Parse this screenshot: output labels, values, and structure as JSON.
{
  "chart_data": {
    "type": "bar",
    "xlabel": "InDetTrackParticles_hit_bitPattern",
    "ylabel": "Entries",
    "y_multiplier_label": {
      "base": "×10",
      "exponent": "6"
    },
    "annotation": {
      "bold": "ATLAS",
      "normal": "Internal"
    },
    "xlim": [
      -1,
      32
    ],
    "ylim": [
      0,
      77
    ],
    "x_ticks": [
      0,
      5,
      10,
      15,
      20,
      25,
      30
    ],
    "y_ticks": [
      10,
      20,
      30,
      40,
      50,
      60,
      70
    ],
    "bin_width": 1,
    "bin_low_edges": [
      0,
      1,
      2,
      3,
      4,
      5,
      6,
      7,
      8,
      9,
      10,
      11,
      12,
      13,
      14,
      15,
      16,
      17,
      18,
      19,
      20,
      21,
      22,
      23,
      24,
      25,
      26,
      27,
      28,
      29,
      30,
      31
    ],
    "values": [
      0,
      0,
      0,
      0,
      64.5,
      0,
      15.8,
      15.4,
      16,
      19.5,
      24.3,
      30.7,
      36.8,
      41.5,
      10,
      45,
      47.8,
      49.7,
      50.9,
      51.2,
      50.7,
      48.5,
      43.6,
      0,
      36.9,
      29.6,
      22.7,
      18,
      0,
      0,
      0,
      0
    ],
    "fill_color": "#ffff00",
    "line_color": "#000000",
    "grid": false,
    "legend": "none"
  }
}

## Problem details
Go through the data above and find the lines with the word "values". Copy each of those lines.

## Solution below
Parse this screenshot: output labels, values, and structure as JSON.
    "values": [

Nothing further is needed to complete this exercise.